------ Material for this exercise ------
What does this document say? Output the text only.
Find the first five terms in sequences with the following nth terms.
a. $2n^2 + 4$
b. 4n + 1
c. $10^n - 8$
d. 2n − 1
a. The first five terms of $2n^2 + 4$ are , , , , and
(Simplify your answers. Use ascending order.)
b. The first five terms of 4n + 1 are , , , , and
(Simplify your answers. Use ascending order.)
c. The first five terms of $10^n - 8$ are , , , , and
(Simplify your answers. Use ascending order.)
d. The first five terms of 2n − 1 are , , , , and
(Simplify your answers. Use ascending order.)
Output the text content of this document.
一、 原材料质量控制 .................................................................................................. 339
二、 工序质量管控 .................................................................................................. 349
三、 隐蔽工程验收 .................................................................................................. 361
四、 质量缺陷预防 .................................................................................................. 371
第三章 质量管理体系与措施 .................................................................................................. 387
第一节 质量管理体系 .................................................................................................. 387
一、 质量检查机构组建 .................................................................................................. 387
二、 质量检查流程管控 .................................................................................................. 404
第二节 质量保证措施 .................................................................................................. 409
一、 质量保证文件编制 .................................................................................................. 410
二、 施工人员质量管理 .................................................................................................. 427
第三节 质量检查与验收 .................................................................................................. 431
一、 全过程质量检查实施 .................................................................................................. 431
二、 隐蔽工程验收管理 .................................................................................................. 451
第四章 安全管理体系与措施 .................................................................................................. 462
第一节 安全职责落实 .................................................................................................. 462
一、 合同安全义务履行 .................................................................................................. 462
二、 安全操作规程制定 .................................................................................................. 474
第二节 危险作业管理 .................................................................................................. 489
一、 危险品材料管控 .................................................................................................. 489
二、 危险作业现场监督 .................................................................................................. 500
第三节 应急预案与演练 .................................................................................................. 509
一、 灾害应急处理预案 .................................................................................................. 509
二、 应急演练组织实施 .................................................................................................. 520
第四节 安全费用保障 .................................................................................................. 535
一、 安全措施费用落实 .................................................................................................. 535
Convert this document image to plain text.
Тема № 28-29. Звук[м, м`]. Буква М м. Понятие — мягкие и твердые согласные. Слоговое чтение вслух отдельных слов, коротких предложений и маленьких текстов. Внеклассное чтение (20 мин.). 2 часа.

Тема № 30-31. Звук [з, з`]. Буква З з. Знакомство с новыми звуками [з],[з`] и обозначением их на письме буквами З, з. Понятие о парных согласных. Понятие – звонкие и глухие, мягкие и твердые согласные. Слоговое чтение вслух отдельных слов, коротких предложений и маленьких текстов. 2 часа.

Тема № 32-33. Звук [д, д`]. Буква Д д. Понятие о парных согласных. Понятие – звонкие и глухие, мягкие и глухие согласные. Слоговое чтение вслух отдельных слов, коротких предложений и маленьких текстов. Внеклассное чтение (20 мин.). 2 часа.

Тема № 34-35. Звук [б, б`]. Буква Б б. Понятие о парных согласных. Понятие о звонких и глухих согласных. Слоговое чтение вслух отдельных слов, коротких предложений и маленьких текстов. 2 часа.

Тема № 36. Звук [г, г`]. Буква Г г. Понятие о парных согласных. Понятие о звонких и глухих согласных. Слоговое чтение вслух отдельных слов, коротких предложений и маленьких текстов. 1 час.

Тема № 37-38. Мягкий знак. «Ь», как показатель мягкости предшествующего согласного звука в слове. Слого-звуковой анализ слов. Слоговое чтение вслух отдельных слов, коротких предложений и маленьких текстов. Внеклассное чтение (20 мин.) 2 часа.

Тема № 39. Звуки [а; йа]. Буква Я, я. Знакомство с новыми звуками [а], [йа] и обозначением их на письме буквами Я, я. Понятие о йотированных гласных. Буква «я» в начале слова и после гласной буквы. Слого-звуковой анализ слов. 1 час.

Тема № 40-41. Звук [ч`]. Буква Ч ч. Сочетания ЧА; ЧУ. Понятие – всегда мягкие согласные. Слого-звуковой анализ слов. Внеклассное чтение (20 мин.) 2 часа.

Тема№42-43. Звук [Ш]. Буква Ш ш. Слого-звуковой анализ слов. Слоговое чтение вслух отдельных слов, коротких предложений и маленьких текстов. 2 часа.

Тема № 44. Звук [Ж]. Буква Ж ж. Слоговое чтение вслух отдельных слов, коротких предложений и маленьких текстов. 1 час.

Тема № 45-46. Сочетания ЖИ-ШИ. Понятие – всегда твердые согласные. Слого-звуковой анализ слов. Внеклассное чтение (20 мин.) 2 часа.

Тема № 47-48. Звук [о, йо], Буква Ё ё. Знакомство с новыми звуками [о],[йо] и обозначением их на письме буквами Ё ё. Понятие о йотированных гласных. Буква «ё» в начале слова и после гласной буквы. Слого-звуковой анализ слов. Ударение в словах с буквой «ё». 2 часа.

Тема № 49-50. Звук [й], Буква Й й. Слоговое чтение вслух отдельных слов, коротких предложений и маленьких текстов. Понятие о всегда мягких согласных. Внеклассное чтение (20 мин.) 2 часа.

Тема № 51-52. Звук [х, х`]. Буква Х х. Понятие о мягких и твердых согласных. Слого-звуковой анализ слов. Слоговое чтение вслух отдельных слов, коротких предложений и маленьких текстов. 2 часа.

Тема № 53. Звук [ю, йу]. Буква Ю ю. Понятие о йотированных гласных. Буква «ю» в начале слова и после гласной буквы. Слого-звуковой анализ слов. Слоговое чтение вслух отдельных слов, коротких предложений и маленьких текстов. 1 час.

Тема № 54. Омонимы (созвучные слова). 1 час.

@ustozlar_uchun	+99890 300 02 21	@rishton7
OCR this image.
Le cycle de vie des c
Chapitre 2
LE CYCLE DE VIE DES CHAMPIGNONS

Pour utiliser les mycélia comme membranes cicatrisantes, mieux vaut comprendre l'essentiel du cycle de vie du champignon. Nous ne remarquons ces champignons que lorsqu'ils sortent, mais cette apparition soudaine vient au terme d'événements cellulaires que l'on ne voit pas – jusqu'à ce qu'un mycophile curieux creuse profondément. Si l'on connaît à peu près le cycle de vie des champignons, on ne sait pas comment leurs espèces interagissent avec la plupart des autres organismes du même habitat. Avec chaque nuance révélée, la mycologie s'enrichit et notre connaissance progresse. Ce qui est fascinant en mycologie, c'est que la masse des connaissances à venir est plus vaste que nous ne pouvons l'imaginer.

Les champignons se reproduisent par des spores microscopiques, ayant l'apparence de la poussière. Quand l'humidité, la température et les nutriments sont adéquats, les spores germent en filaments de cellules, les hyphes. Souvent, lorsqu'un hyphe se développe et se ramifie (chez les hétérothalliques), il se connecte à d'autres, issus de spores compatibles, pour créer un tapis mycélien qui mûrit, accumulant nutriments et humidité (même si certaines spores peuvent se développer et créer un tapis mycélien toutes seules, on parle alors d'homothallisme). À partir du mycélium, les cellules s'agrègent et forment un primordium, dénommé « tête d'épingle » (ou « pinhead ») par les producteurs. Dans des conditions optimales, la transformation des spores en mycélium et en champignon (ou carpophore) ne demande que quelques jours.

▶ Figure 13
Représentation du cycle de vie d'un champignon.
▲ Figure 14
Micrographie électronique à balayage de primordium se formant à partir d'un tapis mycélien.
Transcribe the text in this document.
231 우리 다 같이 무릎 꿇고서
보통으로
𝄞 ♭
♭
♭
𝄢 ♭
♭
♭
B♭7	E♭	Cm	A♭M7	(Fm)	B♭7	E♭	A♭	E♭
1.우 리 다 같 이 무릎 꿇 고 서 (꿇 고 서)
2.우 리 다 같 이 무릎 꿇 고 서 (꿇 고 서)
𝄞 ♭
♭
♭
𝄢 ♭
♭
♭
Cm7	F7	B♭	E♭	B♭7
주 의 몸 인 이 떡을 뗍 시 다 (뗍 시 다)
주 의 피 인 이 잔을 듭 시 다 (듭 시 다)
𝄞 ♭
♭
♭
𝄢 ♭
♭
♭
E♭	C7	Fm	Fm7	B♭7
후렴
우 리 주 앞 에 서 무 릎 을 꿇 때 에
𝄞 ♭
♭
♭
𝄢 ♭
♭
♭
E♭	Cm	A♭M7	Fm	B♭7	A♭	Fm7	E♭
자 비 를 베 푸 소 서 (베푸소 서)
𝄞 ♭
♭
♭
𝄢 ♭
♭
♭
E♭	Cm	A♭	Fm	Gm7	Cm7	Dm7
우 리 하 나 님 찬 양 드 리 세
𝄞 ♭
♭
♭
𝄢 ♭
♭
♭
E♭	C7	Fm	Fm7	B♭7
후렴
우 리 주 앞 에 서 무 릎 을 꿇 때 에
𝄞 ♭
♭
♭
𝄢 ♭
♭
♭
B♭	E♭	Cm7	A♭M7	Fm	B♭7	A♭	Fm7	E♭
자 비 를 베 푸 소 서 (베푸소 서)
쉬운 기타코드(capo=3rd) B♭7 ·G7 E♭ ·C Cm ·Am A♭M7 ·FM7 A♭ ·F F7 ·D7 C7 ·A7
------
**Given instruction**
State the number of lines in this listing that contain the string "first", and add nothing else.

**Output for this exercise**
5